**Required task**
Each line that contains the string "Today" counts once; report how many such lines appear in the data, as a number only.

>> start Supplied material

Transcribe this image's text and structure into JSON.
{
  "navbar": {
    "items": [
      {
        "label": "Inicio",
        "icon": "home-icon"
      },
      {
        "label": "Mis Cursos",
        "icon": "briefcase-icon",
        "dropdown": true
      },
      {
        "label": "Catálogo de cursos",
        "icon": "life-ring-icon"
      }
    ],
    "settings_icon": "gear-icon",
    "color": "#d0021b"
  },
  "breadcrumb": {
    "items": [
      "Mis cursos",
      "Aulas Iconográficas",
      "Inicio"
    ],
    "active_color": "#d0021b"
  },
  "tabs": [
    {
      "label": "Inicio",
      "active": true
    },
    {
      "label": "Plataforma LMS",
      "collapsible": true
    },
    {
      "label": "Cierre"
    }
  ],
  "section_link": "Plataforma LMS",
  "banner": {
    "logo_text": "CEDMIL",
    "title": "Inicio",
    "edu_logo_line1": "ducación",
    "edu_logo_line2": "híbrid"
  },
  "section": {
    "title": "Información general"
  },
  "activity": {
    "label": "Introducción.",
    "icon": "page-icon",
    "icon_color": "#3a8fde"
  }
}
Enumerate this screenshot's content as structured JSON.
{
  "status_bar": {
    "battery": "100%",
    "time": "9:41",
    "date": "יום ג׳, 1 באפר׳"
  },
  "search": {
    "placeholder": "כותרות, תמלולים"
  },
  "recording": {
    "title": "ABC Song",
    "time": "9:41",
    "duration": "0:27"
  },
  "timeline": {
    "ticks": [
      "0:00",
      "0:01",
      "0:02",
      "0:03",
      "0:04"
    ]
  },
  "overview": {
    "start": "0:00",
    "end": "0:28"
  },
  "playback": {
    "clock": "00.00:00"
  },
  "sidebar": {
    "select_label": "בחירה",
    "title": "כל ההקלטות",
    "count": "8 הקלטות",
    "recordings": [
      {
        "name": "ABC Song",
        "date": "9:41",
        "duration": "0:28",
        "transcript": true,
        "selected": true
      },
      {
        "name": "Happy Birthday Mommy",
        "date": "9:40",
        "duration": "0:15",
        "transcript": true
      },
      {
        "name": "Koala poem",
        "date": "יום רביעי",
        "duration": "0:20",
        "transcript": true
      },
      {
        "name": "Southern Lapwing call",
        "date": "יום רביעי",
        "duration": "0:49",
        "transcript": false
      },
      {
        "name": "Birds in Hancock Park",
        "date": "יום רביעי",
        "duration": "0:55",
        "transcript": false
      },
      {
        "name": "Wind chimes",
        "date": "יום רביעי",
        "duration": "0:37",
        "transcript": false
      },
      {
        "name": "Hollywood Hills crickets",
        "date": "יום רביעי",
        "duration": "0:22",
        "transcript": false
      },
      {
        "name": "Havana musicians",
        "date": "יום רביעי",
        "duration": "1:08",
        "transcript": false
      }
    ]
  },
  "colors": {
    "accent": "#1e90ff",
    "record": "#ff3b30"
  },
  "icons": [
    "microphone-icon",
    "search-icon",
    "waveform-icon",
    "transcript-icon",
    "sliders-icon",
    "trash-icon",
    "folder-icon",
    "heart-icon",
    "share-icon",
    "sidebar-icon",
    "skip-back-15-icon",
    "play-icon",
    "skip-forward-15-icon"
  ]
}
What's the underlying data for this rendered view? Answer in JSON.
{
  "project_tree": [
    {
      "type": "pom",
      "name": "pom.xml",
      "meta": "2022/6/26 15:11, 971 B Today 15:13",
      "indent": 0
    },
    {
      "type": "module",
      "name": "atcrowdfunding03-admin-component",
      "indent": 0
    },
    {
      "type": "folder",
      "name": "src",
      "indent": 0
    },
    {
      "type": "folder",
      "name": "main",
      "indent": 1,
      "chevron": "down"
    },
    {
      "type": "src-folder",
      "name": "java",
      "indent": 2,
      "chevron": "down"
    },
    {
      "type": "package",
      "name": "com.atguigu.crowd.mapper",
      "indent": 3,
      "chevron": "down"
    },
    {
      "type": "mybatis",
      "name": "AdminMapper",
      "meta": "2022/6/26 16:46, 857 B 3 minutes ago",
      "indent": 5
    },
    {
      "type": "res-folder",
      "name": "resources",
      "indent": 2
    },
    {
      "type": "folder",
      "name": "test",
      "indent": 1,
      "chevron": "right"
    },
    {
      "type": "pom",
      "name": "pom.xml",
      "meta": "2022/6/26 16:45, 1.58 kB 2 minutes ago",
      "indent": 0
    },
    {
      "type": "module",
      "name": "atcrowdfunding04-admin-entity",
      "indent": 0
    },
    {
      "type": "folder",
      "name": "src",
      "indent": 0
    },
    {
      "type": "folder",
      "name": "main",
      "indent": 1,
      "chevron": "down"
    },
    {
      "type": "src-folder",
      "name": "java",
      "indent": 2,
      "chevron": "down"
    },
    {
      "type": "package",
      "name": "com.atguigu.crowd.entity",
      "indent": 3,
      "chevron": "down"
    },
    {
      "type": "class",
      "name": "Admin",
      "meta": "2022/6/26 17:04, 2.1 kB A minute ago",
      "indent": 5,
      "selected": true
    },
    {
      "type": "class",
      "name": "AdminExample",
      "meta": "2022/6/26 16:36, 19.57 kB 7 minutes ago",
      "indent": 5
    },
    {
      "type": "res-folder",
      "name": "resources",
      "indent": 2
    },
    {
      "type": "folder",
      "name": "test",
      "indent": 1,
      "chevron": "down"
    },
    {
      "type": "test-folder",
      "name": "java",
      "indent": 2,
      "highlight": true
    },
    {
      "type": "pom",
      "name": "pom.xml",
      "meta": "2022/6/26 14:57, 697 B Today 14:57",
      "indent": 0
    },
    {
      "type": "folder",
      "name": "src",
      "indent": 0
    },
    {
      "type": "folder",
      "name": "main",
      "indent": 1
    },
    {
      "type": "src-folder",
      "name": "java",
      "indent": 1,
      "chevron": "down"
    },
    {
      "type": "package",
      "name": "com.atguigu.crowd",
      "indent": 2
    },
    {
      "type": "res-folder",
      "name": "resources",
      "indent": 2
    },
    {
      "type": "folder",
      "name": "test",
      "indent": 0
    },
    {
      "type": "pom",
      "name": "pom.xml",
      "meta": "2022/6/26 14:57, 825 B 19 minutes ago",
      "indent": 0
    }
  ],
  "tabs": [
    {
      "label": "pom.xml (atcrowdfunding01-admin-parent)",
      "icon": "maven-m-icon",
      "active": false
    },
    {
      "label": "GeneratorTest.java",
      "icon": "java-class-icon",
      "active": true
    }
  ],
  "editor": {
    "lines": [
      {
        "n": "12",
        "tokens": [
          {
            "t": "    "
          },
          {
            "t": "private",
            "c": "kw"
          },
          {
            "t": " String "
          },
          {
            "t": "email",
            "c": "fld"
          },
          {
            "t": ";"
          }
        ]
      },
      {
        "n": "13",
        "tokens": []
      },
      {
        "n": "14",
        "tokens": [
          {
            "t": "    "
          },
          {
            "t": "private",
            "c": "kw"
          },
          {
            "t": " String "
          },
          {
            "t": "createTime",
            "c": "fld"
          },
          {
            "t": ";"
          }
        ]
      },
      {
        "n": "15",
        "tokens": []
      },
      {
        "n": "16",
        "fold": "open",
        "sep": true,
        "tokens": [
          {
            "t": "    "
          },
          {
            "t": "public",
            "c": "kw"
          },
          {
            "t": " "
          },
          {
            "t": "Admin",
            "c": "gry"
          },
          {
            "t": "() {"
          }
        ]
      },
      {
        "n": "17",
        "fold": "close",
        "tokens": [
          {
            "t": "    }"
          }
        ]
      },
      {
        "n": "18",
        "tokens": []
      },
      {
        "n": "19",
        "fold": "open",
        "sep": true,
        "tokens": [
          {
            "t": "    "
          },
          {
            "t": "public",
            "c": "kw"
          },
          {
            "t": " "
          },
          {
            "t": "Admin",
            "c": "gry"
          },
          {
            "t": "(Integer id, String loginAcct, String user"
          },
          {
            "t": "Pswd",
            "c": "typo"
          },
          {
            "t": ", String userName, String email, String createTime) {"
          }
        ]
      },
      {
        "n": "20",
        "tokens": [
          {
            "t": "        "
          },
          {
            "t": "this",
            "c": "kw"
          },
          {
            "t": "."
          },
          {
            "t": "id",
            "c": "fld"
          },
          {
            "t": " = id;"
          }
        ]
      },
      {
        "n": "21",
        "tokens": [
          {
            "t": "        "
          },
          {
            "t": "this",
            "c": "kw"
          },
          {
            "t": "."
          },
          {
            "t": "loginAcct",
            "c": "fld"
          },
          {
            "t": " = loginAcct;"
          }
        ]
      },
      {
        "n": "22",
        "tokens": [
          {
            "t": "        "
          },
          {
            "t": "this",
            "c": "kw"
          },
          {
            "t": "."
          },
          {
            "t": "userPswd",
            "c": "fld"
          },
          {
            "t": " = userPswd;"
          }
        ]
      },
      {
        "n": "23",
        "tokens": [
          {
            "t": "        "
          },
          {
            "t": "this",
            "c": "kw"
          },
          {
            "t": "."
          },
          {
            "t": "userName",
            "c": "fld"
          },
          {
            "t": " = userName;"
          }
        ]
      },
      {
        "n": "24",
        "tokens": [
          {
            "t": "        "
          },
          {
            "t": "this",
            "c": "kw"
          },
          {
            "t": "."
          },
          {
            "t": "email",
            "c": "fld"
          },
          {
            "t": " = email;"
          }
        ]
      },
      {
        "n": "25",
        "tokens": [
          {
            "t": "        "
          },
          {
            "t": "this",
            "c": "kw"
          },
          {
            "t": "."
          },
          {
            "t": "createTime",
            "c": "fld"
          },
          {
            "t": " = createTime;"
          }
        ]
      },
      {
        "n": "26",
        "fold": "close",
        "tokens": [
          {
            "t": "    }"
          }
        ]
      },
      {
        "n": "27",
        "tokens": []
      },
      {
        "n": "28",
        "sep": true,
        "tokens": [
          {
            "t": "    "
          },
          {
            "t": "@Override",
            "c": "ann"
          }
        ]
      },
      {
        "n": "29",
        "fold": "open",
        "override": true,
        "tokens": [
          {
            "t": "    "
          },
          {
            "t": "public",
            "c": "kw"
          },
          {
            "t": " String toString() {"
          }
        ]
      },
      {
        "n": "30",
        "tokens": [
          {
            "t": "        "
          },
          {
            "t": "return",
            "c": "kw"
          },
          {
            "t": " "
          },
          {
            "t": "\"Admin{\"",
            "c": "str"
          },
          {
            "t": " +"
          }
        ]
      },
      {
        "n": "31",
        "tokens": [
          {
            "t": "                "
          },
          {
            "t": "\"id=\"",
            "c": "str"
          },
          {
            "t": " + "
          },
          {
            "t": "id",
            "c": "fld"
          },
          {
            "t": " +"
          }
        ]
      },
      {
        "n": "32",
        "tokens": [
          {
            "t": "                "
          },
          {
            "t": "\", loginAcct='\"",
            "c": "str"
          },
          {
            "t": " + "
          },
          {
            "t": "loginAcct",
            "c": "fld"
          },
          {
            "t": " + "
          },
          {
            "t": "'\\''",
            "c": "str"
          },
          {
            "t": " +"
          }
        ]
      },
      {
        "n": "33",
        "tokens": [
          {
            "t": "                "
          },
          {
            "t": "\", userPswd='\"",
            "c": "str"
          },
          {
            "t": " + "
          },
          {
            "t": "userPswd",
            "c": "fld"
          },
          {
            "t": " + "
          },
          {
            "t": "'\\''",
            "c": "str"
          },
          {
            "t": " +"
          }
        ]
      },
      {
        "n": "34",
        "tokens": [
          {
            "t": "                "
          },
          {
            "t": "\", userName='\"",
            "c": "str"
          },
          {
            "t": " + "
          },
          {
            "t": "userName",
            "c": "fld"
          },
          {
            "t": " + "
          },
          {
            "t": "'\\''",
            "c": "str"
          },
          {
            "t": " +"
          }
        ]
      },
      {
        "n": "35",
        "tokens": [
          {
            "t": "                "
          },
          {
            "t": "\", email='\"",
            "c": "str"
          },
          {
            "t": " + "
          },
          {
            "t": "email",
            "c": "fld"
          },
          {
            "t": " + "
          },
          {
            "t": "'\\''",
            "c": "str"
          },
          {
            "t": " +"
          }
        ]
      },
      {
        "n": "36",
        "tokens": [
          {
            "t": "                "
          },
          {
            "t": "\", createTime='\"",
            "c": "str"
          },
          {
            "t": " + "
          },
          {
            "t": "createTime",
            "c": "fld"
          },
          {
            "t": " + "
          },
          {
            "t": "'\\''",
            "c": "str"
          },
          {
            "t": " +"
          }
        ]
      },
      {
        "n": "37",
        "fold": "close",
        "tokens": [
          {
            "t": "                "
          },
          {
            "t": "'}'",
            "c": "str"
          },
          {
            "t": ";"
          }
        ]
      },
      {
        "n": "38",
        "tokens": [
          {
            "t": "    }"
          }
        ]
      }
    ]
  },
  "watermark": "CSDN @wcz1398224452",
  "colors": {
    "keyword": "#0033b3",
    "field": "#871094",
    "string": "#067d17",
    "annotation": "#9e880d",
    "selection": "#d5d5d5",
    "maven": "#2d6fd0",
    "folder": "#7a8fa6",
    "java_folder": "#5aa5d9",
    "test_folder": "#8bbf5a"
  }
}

>> end Supplied material

**Output for this task**
2